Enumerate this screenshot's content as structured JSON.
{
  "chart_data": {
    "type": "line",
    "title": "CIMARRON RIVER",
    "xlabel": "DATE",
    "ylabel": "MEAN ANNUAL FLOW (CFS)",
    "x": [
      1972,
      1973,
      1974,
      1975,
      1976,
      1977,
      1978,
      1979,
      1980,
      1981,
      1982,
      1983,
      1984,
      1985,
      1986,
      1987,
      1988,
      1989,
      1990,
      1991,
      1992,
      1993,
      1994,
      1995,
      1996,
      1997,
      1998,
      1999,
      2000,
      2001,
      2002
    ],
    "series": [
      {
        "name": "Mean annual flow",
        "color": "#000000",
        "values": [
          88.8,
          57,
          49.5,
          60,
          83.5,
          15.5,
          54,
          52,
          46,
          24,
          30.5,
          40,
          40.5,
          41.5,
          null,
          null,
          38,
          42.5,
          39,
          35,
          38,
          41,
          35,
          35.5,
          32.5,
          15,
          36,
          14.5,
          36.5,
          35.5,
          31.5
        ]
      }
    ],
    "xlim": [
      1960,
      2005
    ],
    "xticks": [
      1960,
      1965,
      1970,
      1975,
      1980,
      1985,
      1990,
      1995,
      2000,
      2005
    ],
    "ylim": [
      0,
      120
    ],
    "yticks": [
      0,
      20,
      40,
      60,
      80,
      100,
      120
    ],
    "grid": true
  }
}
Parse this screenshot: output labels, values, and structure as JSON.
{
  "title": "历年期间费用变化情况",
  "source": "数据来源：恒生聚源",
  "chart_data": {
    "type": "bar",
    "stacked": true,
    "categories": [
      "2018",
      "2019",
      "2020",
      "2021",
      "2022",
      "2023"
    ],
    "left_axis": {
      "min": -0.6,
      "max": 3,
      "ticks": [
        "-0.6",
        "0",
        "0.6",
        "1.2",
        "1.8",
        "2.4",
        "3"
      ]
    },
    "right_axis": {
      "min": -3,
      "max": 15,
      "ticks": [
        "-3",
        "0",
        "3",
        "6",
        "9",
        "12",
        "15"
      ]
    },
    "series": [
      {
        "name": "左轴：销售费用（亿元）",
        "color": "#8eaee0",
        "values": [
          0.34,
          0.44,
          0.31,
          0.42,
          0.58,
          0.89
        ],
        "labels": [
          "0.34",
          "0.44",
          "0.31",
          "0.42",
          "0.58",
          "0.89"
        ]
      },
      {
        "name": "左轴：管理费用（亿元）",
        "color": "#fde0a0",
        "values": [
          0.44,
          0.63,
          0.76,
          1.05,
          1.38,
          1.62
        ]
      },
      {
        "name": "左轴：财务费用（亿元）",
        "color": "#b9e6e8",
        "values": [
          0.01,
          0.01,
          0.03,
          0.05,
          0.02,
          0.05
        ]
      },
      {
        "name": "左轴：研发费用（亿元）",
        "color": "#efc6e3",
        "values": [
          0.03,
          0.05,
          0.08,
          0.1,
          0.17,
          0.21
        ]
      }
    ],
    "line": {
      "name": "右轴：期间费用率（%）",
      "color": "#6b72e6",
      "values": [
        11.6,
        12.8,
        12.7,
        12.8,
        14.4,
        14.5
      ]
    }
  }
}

....................

Count the lines that hold the string "labels", and reply with that number alone.

### [THE ANSWER]
2